** start **

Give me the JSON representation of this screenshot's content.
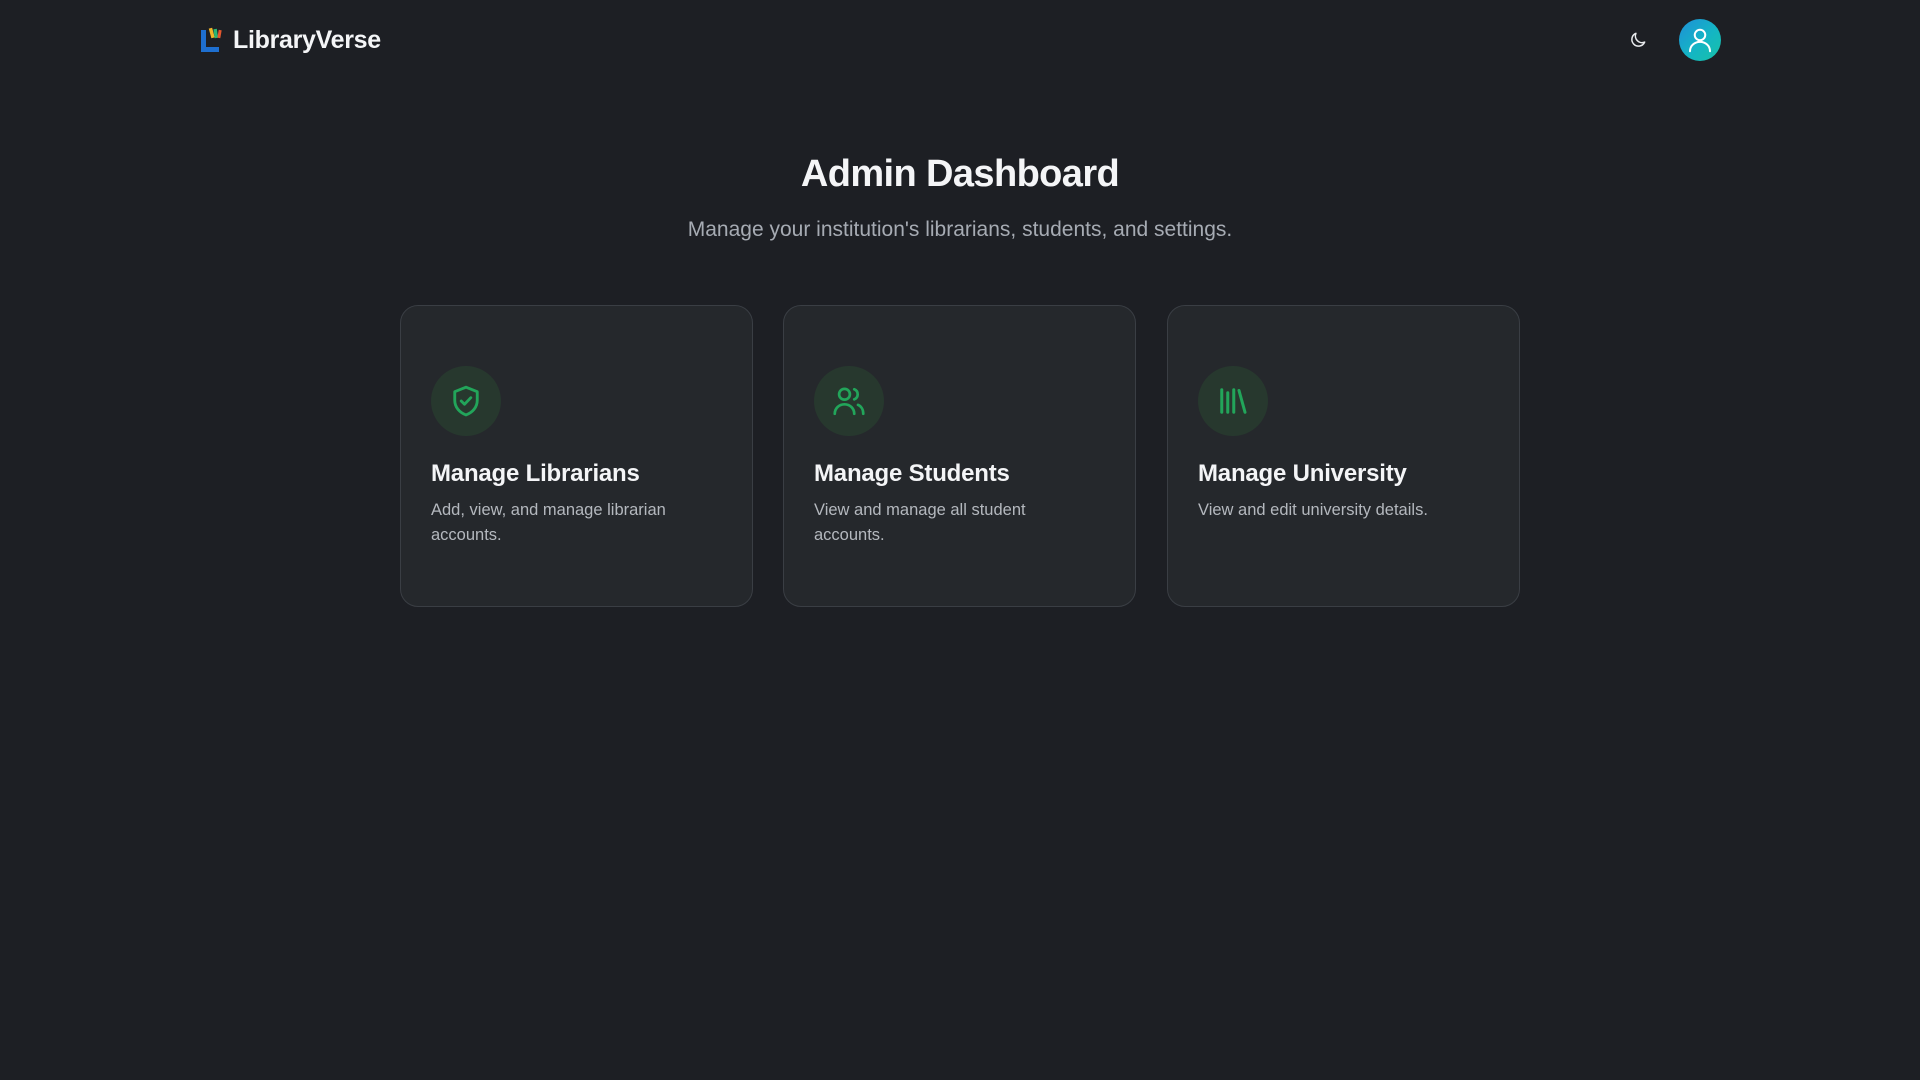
{
  "header": {
    "brand_name": "LibraryVerse",
    "logo_icon": "library-logo-icon",
    "theme_toggle_icon": "moon-icon",
    "avatar_icon": "user-icon"
  },
  "hero": {
    "title": "Admin Dashboard",
    "subtitle": "Manage your institution's librarians, students, and settings."
  },
  "cards": [
    {
      "title": "Manage Librarians",
      "description": "Add, view, and manage librarian accounts.",
      "icon": "shield-check-icon"
    },
    {
      "title": "Manage Students",
      "description": "View and manage all student accounts.",
      "icon": "users-icon"
    },
    {
      "title": "Manage University",
      "description": "View and edit university details.",
      "icon": "library-books-icon"
    }
  ],
  "colors": {
    "background": "#1d1f24",
    "card_background": "#25282c",
    "card_border": "#3a3e44",
    "accent_green": "#22a55a",
    "icon_circle": "#27382e",
    "avatar_gradient_start": "#1f8fd8",
    "avatar_gradient_end": "#18c2a6"
  }
}
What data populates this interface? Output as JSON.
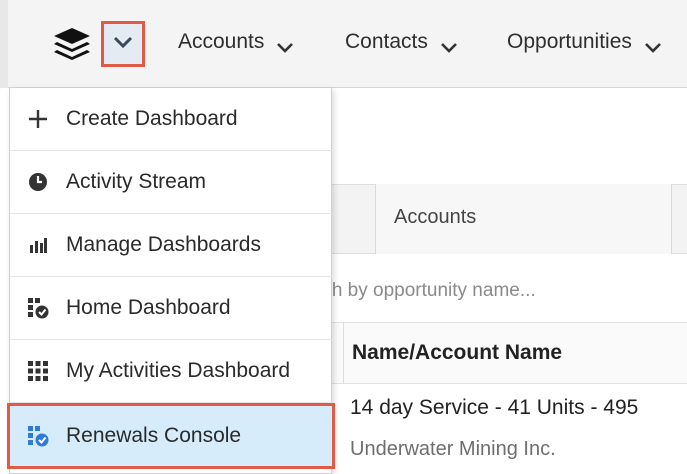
{
  "nav": {
    "logo_icon": "stacked-layers-icon",
    "home_caret_icon": "chevron-down-icon",
    "items": [
      {
        "label": "Accounts"
      },
      {
        "label": "Contacts"
      },
      {
        "label": "Opportunities"
      }
    ]
  },
  "background": {
    "tab_label": "Accounts",
    "search_placeholder": "rch by opportunity name...",
    "column_header": "Name/Account Name",
    "row_title": "14 day Service - 41 Units - 495",
    "row_subtitle": "Underwater Mining Inc."
  },
  "menu": {
    "items": [
      {
        "label": "Create Dashboard",
        "icon": "plus-icon"
      },
      {
        "label": "Activity Stream",
        "icon": "clock-icon"
      },
      {
        "label": "Manage Dashboards",
        "icon": "bar-chart-icon"
      },
      {
        "label": "Home Dashboard",
        "icon": "dashboard-check-icon"
      },
      {
        "label": "My Activities Dashboard",
        "icon": "grid-icon"
      },
      {
        "label": "Renewals Console",
        "icon": "dashboard-check-icon",
        "selected": true
      }
    ]
  },
  "colors": {
    "highlight_border": "#e05a45",
    "selected_bg": "#d6ecfb",
    "icon_blue": "#2f7bd9"
  }
}
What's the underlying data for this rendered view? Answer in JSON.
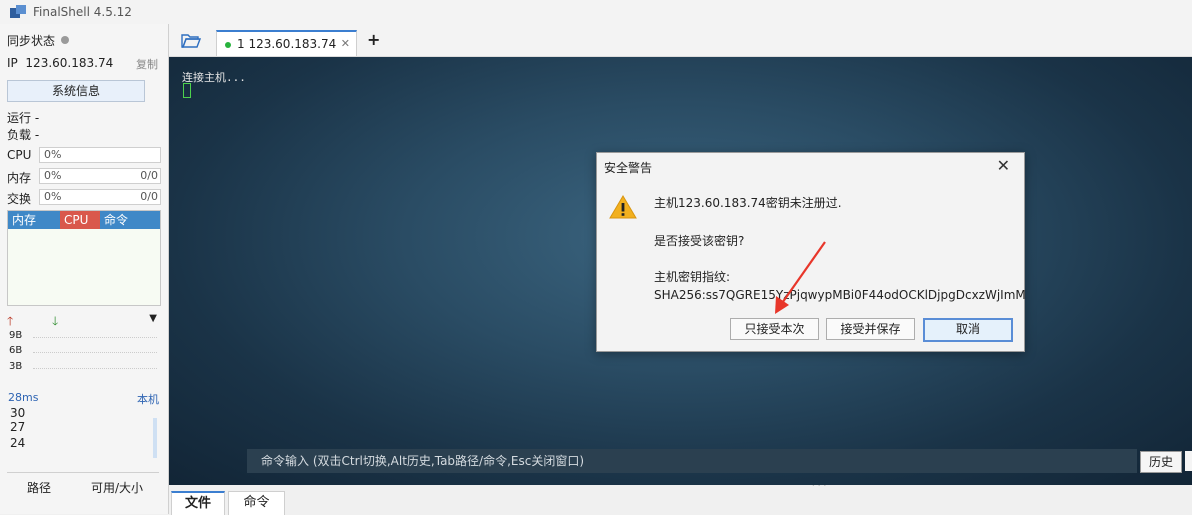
{
  "window": {
    "title": "FinalShell 4.5.12"
  },
  "sidebar": {
    "sync_label": "同步状态",
    "ip_label": "IP",
    "ip_value": "123.60.183.74",
    "copy_label": "复制",
    "sysinfo_button": "系统信息",
    "run_label": "运行 -",
    "load_label": "负载 -",
    "cpu": {
      "label": "CPU",
      "value": "0%"
    },
    "mem": {
      "label": "内存",
      "value": "0%",
      "amount": "0/0"
    },
    "swap": {
      "label": "交换",
      "value": "0%",
      "amount": "0/0"
    },
    "proc_columns": [
      "内存",
      "CPU",
      "命令"
    ],
    "net_ticks": [
      "9B",
      "6B",
      "3B"
    ],
    "ping": {
      "latency": "28ms",
      "target": "本机",
      "ticks": [
        "30",
        "27",
        "24"
      ]
    },
    "bottom_tabs": [
      "路径",
      "可用/大小"
    ]
  },
  "tabs": [
    {
      "label": "1 123.60.183.74"
    }
  ],
  "terminal": {
    "text": "连接主机...",
    "command_placeholder": "命令输入 (双击Ctrl切换,Alt历史,Tab路径/命令,Esc关闭窗口)",
    "history_button": "历史"
  },
  "bottom_panel": {
    "tabs": [
      "文件",
      "命令"
    ]
  },
  "dialog": {
    "title": "安全警告",
    "line1": "主机123.60.183.74密钥未注册过.",
    "line2": "是否接受该密钥?",
    "line3": "主机密钥指纹:",
    "line4": "SHA256:ss7QGRE15YzPjqwypMBi0F44odOCKlDjpgDcxzWjImM",
    "buttons": {
      "accept_once": "只接受本次",
      "accept_save": "接受并保存",
      "cancel": "取消"
    }
  },
  "colors": {
    "accent": "#3b7ed0",
    "connected": "#28b33d",
    "warning": "#f2b01e",
    "annotation_arrow": "#e8362a"
  }
}
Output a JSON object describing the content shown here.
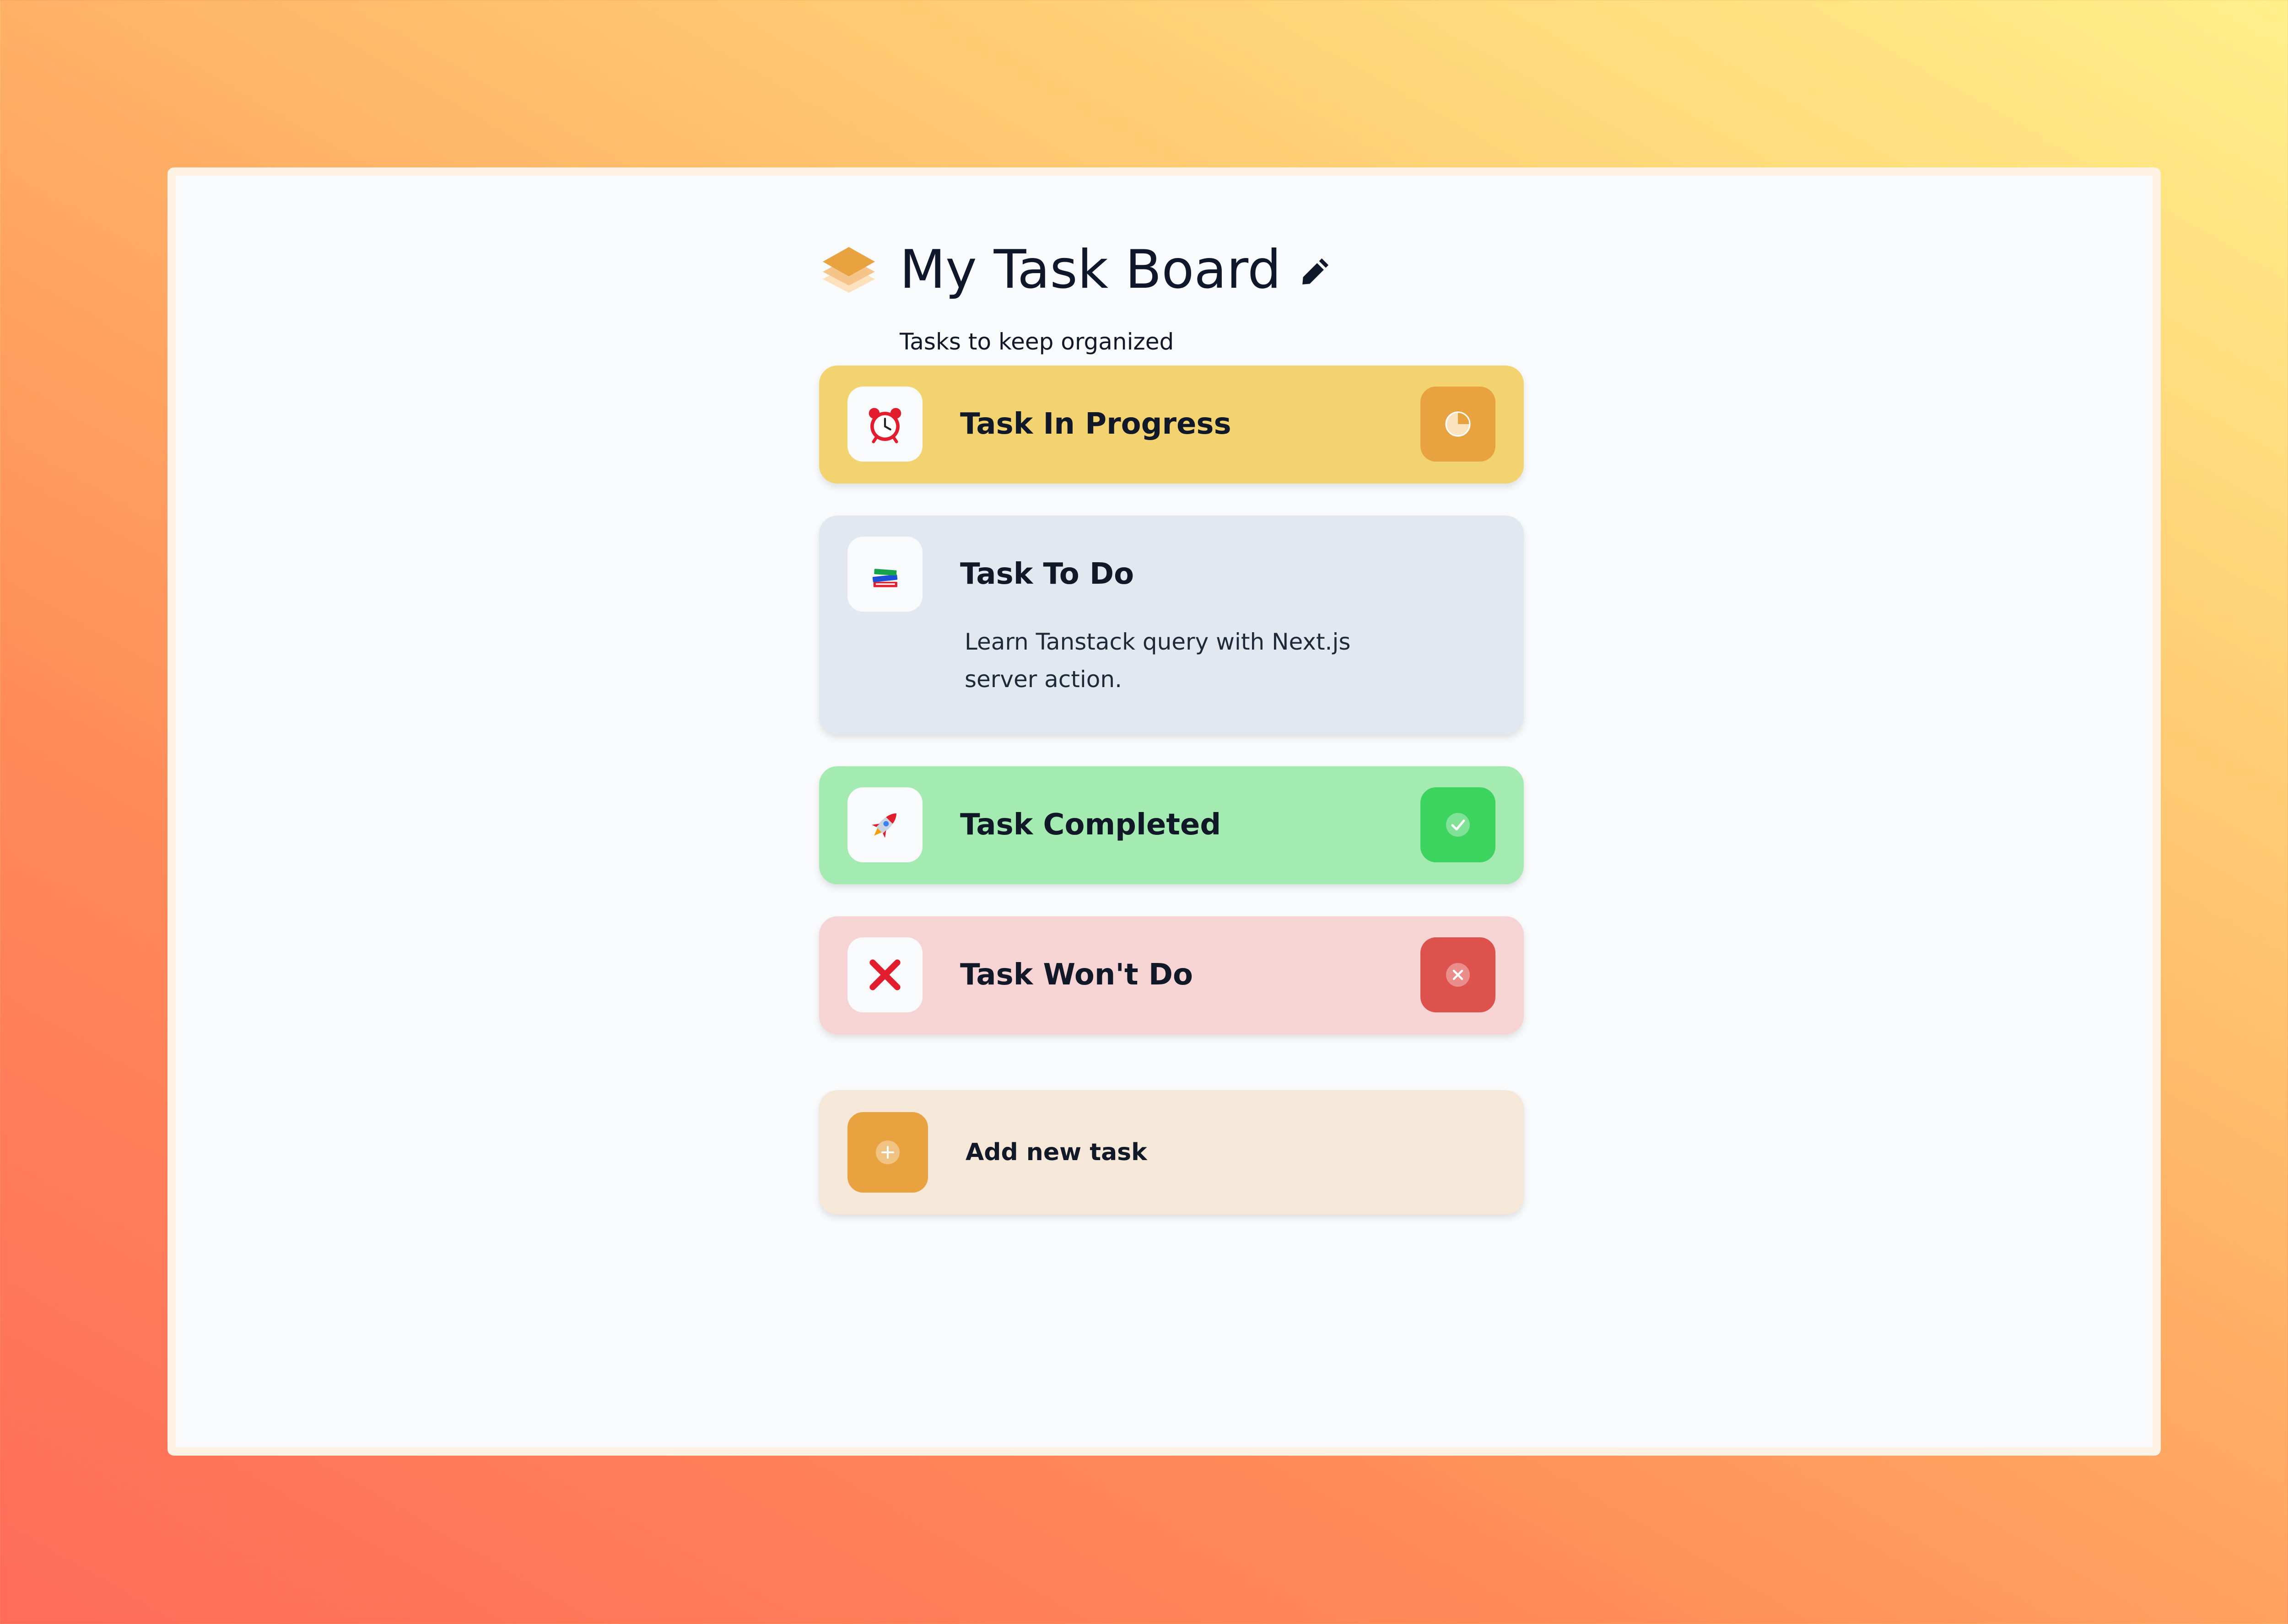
{
  "board": {
    "title": "My Task Board",
    "subtitle": "Tasks to keep organized",
    "logo_icon": "layers-icon",
    "edit_icon": "pencil-icon"
  },
  "tasks": [
    {
      "title": "Task In Progress",
      "description": "",
      "status": "in-progress",
      "emoji_icon": "alarm-clock-icon",
      "status_icon": "time-pie-icon",
      "card_color": "#f3d36f",
      "status_color": "#e8a340"
    },
    {
      "title": "Task To Do",
      "description": "Learn Tanstack query with Next.js server action.",
      "status": "todo",
      "emoji_icon": "books-icon",
      "card_color": "#e2e8f0"
    },
    {
      "title": "Task Completed",
      "description": "",
      "status": "completed",
      "emoji_icon": "rocket-icon",
      "status_icon": "check-icon",
      "card_color": "#a3ebb1",
      "status_color": "#3cd35f"
    },
    {
      "title": "Task Won't Do",
      "description": "",
      "status": "wont-do",
      "emoji_icon": "cross-mark-icon",
      "status_icon": "close-circle-icon",
      "card_color": "#f7d4d4",
      "status_color": "#dd524c"
    }
  ],
  "add_task": {
    "label": "Add new task",
    "icon": "plus-circle-icon",
    "color": "#e8a340"
  }
}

** end **

Without the pictures, retype the whole of the material above exactly.

[Response for this exercise]:
Give me the JSON representation of this screenshot's content.
{
  "header": {
    "brand_name": "LibraryVerse",
    "logo_icon": "library-logo-icon",
    "theme_toggle_icon": "moon-icon",
    "avatar_icon": "user-icon"
  },
  "hero": {
    "title": "Admin Dashboard",
    "subtitle": "Manage your institution's librarians, students, and settings."
  },
  "cards": [
    {
      "title": "Manage Librarians",
      "description": "Add, view, and manage librarian accounts.",
      "icon": "shield-check-icon"
    },
    {
      "title": "Manage Students",
      "description": "View and manage all student accounts.",
      "icon": "users-icon"
    },
    {
      "title": "Manage University",
      "description": "View and edit university details.",
      "icon": "library-books-icon"
    }
  ],
  "colors": {
    "background": "#1d1f24",
    "card_background": "#25282c",
    "card_border": "#3a3e44",
    "accent_green": "#22a55a",
    "icon_circle": "#27382e",
    "avatar_gradient_start": "#1f8fd8",
    "avatar_gradient_end": "#18c2a6"
  }
}
What data populates this interface? Output as JSON.
{
  "nav": {
    "logo_icon": "stacked-layers-icon",
    "home_caret_icon": "chevron-down-icon",
    "items": [
      {
        "label": "Accounts"
      },
      {
        "label": "Contacts"
      },
      {
        "label": "Opportunities"
      }
    ]
  },
  "background": {
    "tab_label": "Accounts",
    "search_placeholder": "rch by opportunity name...",
    "column_header": "Name/Account Name",
    "row_title": "14 day Service - 41 Units - 495",
    "row_subtitle": "Underwater Mining Inc."
  },
  "menu": {
    "items": [
      {
        "label": "Create Dashboard",
        "icon": "plus-icon"
      },
      {
        "label": "Activity Stream",
        "icon": "clock-icon"
      },
      {
        "label": "Manage Dashboards",
        "icon": "bar-chart-icon"
      },
      {
        "label": "Home Dashboard",
        "icon": "dashboard-check-icon"
      },
      {
        "label": "My Activities Dashboard",
        "icon": "grid-icon"
      },
      {
        "label": "Renewals Console",
        "icon": "dashboard-check-icon",
        "selected": true
      }
    ]
  },
  "colors": {
    "highlight_border": "#e05a45",
    "selected_bg": "#d6ecfb",
    "icon_blue": "#2f7bd9"
  }
}
What's the underlying data for this rendered view? Answer in JSON.
{
  "window": {
    "title": "FinalShell 4.5.12"
  },
  "sidebar": {
    "sync_label": "同步状态",
    "ip_label": "IP",
    "ip_value": "123.60.183.74",
    "copy_label": "复制",
    "sysinfo_button": "系统信息",
    "run_label": "运行 -",
    "load_label": "负载 -",
    "cpu": {
      "label": "CPU",
      "value": "0%"
    },
    "mem": {
      "label": "内存",
      "value": "0%",
      "amount": "0/0"
    },
    "swap": {
      "label": "交换",
      "value": "0%",
      "amount": "0/0"
    },
    "proc_columns": [
      "内存",
      "CPU",
      "命令"
    ],
    "net_ticks": [
      "9B",
      "6B",
      "3B"
    ],
    "ping": {
      "latency": "28ms",
      "target": "本机",
      "ticks": [
        "30",
        "27",
        "24"
      ]
    },
    "bottom_tabs": [
      "路径",
      "可用/大小"
    ]
  },
  "tabs": [
    {
      "label": "1 123.60.183.74"
    }
  ],
  "terminal": {
    "text": "连接主机...",
    "command_placeholder": "命令输入 (双击Ctrl切换,Alt历史,Tab路径/命令,Esc关闭窗口)",
    "history_button": "历史"
  },
  "bottom_panel": {
    "tabs": [
      "文件",
      "命令"
    ]
  },
  "dialog": {
    "title": "安全警告",
    "line1": "主机123.60.183.74密钥未注册过.",
    "line2": "是否接受该密钥?",
    "line3": "主机密钥指纹:",
    "line4": "SHA256:ss7QGRE15YzPjqwypMBi0F44odOCKlDjpgDcxzWjImM",
    "buttons": {
      "accept_once": "只接受本次",
      "accept_save": "接受并保存",
      "cancel": "取消"
    }
  },
  "colors": {
    "accent": "#3b7ed0",
    "connected": "#28b33d",
    "warning": "#f2b01e",
    "annotation_arrow": "#e8362a"
  }
}
Output a JSON object describing the content shown here.
{
  "board": {
    "title": "My Task Board",
    "subtitle": "Tasks to keep organized",
    "logo_icon": "layers-icon",
    "edit_icon": "pencil-icon"
  },
  "tasks": [
    {
      "title": "Task In Progress",
      "description": "",
      "status": "in-progress",
      "emoji_icon": "alarm-clock-icon",
      "status_icon": "time-pie-icon",
      "card_color": "#f3d36f",
      "status_color": "#e8a340"
    },
    {
      "title": "Task To Do",
      "description": "Learn Tanstack query with Next.js server action.",
      "status": "todo",
      "emoji_icon": "books-icon",
      "card_color": "#e2e8f0"
    },
    {
      "title": "Task Completed",
      "description": "",
      "status": "completed",
      "emoji_icon": "rocket-icon",
      "status_icon": "check-icon",
      "card_color": "#a3ebb1",
      "status_color": "#3cd35f"
    },
    {
      "title": "Task Won't Do",
      "description": "",
      "status": "wont-do",
      "emoji_icon": "cross-mark-icon",
      "status_icon": "close-circle-icon",
      "card_color": "#f7d4d4",
      "status_color": "#dd524c"
    }
  ],
  "add_task": {
    "label": "Add new task",
    "icon": "plus-circle-icon",
    "color": "#e8a340"
  }
}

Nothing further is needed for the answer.